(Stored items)
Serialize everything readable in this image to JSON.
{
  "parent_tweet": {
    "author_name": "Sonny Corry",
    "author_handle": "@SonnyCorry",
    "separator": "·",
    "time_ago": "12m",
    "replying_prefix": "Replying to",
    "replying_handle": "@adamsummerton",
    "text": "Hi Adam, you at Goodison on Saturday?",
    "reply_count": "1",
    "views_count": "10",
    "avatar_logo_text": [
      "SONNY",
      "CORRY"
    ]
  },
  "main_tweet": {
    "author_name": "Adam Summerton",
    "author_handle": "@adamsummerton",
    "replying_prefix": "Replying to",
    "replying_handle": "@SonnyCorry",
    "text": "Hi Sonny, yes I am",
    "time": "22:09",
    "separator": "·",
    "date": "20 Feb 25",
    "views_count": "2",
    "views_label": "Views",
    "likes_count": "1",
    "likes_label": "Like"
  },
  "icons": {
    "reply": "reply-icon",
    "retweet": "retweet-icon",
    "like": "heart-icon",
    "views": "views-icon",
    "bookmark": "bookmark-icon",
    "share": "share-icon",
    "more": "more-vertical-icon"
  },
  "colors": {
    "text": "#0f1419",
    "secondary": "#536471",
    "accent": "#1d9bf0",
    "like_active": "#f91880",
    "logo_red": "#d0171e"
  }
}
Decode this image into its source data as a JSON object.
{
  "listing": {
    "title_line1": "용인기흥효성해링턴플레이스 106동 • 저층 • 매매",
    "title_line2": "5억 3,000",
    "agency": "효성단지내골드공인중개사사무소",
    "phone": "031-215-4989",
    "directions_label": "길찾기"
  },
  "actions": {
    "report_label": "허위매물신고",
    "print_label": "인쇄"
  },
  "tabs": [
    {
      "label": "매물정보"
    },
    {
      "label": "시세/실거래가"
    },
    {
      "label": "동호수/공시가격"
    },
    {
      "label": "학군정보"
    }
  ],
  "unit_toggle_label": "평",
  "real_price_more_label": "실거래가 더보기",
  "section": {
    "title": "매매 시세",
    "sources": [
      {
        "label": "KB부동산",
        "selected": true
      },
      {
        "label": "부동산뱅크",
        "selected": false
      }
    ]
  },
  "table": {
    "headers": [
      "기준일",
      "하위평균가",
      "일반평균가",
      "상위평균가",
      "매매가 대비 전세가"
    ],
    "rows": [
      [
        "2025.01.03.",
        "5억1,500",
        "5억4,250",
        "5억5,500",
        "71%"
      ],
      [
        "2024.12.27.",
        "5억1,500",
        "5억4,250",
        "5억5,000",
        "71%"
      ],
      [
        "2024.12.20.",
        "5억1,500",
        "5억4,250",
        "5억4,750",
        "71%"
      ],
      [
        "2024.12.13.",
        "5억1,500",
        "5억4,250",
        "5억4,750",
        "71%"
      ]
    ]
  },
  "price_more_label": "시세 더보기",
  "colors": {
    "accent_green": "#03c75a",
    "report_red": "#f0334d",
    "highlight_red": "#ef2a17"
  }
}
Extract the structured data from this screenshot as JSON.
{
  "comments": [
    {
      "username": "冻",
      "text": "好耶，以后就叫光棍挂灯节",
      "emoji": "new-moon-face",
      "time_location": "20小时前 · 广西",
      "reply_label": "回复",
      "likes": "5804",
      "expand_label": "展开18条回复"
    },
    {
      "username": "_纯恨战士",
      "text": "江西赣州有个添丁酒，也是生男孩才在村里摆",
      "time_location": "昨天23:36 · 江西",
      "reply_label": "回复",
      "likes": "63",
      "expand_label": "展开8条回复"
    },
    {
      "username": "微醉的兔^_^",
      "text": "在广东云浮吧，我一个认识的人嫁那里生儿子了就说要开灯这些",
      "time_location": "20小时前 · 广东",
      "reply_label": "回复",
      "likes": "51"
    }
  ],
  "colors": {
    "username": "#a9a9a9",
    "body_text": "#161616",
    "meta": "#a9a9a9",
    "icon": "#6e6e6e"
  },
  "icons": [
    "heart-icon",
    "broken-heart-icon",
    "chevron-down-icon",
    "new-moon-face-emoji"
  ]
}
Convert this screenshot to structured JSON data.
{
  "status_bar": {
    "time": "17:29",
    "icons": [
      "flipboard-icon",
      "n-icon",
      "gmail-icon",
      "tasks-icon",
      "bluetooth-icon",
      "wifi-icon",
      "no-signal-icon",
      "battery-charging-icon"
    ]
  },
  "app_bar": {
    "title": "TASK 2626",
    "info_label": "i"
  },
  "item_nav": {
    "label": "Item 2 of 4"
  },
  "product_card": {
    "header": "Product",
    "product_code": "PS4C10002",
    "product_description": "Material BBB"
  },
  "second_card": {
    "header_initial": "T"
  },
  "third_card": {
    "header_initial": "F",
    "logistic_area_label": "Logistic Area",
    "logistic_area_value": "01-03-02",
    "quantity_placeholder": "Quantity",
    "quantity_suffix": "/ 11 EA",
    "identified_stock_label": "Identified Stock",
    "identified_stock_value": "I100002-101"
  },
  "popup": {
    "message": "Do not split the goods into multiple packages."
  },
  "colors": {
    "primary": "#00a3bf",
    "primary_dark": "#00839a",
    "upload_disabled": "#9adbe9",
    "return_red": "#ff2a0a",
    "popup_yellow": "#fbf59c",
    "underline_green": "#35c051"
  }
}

▶ WHAT YOU HAVE TO DO: Take the data above and return it exactly.

▶ EXERCISE ANSWER:
Serialize everything readable in this image to JSON.
{
  "parent_tweet": {
    "author_name": "Sonny Corry",
    "author_handle": "@SonnyCorry",
    "separator": "·",
    "time_ago": "12m",
    "replying_prefix": "Replying to",
    "replying_handle": "@adamsummerton",
    "text": "Hi Adam, you at Goodison on Saturday?",
    "reply_count": "1",
    "views_count": "10",
    "avatar_logo_text": [
      "SONNY",
      "CORRY"
    ]
  },
  "main_tweet": {
    "author_name": "Adam Summerton",
    "author_handle": "@adamsummerton",
    "replying_prefix": "Replying to",
    "replying_handle": "@SonnyCorry",
    "text": "Hi Sonny, yes I am",
    "time": "22:09",
    "separator": "·",
    "date": "20 Feb 25",
    "views_count": "2",
    "views_label": "Views",
    "likes_count": "1",
    "likes_label": "Like"
  },
  "icons": {
    "reply": "reply-icon",
    "retweet": "retweet-icon",
    "like": "heart-icon",
    "views": "views-icon",
    "bookmark": "bookmark-icon",
    "share": "share-icon",
    "more": "more-vertical-icon"
  },
  "colors": {
    "text": "#0f1419",
    "secondary": "#536471",
    "accent": "#1d9bf0",
    "like_active": "#f91880",
    "logo_red": "#d0171e"
  }
}
Decode this image into its source data as a JSON object.
{
  "listing": {
    "title_line1": "용인기흥효성해링턴플레이스 106동 • 저층 • 매매",
    "title_line2": "5억 3,000",
    "agency": "효성단지내골드공인중개사사무소",
    "phone": "031-215-4989",
    "directions_label": "길찾기"
  },
  "actions": {
    "report_label": "허위매물신고",
    "print_label": "인쇄"
  },
  "tabs": [
    {
      "label": "매물정보"
    },
    {
      "label": "시세/실거래가"
    },
    {
      "label": "동호수/공시가격"
    },
    {
      "label": "학군정보"
    }
  ],
  "unit_toggle_label": "평",
  "real_price_more_label": "실거래가 더보기",
  "section": {
    "title": "매매 시세",
    "sources": [
      {
        "label": "KB부동산",
        "selected": true
      },
      {
        "label": "부동산뱅크",
        "selected": false
      }
    ]
  },
  "table": {
    "headers": [
      "기준일",
      "하위평균가",
      "일반평균가",
      "상위평균가",
      "매매가 대비 전세가"
    ],
    "rows": [
      [
        "2025.01.03.",
        "5억1,500",
        "5억4,250",
        "5억5,500",
        "71%"
      ],
      [
        "2024.12.27.",
        "5억1,500",
        "5억4,250",
        "5억5,000",
        "71%"
      ],
      [
        "2024.12.20.",
        "5억1,500",
        "5억4,250",
        "5억4,750",
        "71%"
      ],
      [
        "2024.12.13.",
        "5억1,500",
        "5억4,250",
        "5억4,750",
        "71%"
      ]
    ]
  },
  "price_more_label": "시세 더보기",
  "colors": {
    "accent_green": "#03c75a",
    "report_red": "#f0334d",
    "highlight_red": "#ef2a17"
  }
}
Extract the structured data from this screenshot as JSON.
{
  "comments": [
    {
      "username": "冻",
      "text": "好耶，以后就叫光棍挂灯节",
      "emoji": "new-moon-face",
      "time_location": "20小时前 · 广西",
      "reply_label": "回复",
      "likes": "5804",
      "expand_label": "展开18条回复"
    },
    {
      "username": "_纯恨战士",
      "text": "江西赣州有个添丁酒，也是生男孩才在村里摆",
      "time_location": "昨天23:36 · 江西",
      "reply_label": "回复",
      "likes": "63",
      "expand_label": "展开8条回复"
    },
    {
      "username": "微醉的兔^_^",
      "text": "在广东云浮吧，我一个认识的人嫁那里生儿子了就说要开灯这些",
      "time_location": "20小时前 · 广东",
      "reply_label": "回复",
      "likes": "51"
    }
  ],
  "colors": {
    "username": "#a9a9a9",
    "body_text": "#161616",
    "meta": "#a9a9a9",
    "icon": "#6e6e6e"
  },
  "icons": [
    "heart-icon",
    "broken-heart-icon",
    "chevron-down-icon",
    "new-moon-face-emoji"
  ]
}
Convert this screenshot to structured JSON data.
{
  "status_bar": {
    "time": "17:29",
    "icons": [
      "flipboard-icon",
      "n-icon",
      "gmail-icon",
      "tasks-icon",
      "bluetooth-icon",
      "wifi-icon",
      "no-signal-icon",
      "battery-charging-icon"
    ]
  },
  "app_bar": {
    "title": "TASK 2626",
    "info_label": "i"
  },
  "item_nav": {
    "label": "Item 2 of 4"
  },
  "product_card": {
    "header": "Product",
    "product_code": "PS4C10002",
    "product_description": "Material BBB"
  },
  "second_card": {
    "header_initial": "T"
  },
  "third_card": {
    "header_initial": "F",
    "logistic_area_label": "Logistic Area",
    "logistic_area_value": "01-03-02",
    "quantity_placeholder": "Quantity",
    "quantity_suffix": "/ 11 EA",
    "identified_stock_label": "Identified Stock",
    "identified_stock_value": "I100002-101"
  },
  "popup": {
    "message": "Do not split the goods into multiple packages."
  },
  "colors": {
    "primary": "#00a3bf",
    "primary_dark": "#00839a",
    "upload_disabled": "#9adbe9",
    "return_red": "#ff2a0a",
    "popup_yellow": "#fbf59c",
    "underline_green": "#35c051"
  }
}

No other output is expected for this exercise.